— WHAT IS EXPECTED —
Quote the records that follow in full, leaving the pictures out.
***** WORKING DATA
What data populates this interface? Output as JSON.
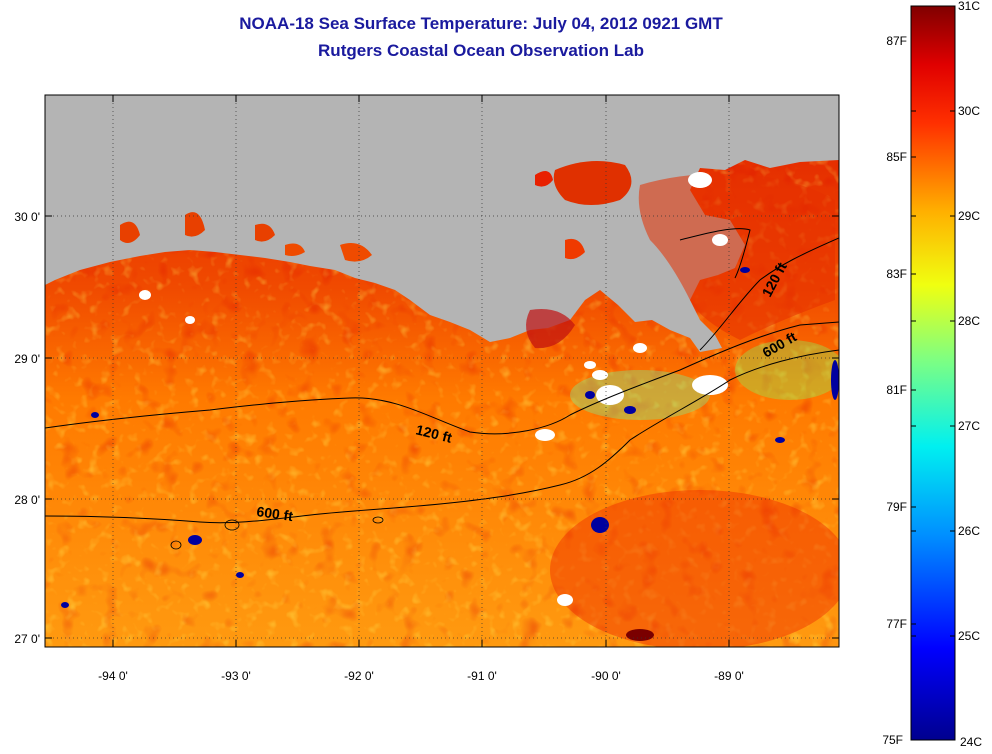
{
  "title": "NOAA-18 Sea Surface Temperature:  July 04, 2012 0921 GMT",
  "subtitle": "Rutgers Coastal Ocean Observation Lab",
  "map": {
    "x_ticks": [
      "-94 0'",
      "-93 0'",
      "-92 0'",
      "-91 0'",
      "-90 0'",
      "-89 0'"
    ],
    "y_ticks": [
      "30 0'",
      "29 0'",
      "28 0'",
      "27 0'"
    ],
    "x_range": [
      -94.5,
      -88.3
    ],
    "y_range": [
      26.95,
      30.85
    ],
    "grid": "dotted",
    "land_color": "#b4b4b4",
    "contours": [
      {
        "label": "120 ft"
      },
      {
        "label": "120 ft"
      },
      {
        "label": "600 ft"
      },
      {
        "label": "600 ft"
      }
    ]
  },
  "colorbar": {
    "celsius": [
      "31C",
      "30C",
      "29C",
      "28C",
      "27C",
      "26C",
      "25C",
      "24C"
    ],
    "fahrenheit": [
      "87F",
      "85F",
      "83F",
      "81F",
      "79F",
      "77F",
      "75F"
    ],
    "range_c": [
      24,
      31
    ]
  }
}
**********
— WRITTEN SOLUTION —
What data populates this interface? Output as JSON.
{
  "title": "NOAA-18 Sea Surface Temperature:  July 04, 2012 0921 GMT",
  "subtitle": "Rutgers Coastal Ocean Observation Lab",
  "map": {
    "x_ticks": [
      "-94 0'",
      "-93 0'",
      "-92 0'",
      "-91 0'",
      "-90 0'",
      "-89 0'"
    ],
    "y_ticks": [
      "30 0'",
      "29 0'",
      "28 0'",
      "27 0'"
    ],
    "x_range": [
      -94.5,
      -88.3
    ],
    "y_range": [
      26.95,
      30.85
    ],
    "grid": "dotted",
    "land_color": "#b4b4b4",
    "contours": [
      {
        "label": "120 ft"
      },
      {
        "label": "120 ft"
      },
      {
        "label": "600 ft"
      },
      {
        "label": "600 ft"
      }
    ]
  },
  "colorbar": {
    "celsius": [
      "31C",
      "30C",
      "29C",
      "28C",
      "27C",
      "26C",
      "25C",
      "24C"
    ],
    "fahrenheit": [
      "87F",
      "85F",
      "83F",
      "81F",
      "79F",
      "77F",
      "75F"
    ],
    "range_c": [
      24,
      31
    ]
  }
}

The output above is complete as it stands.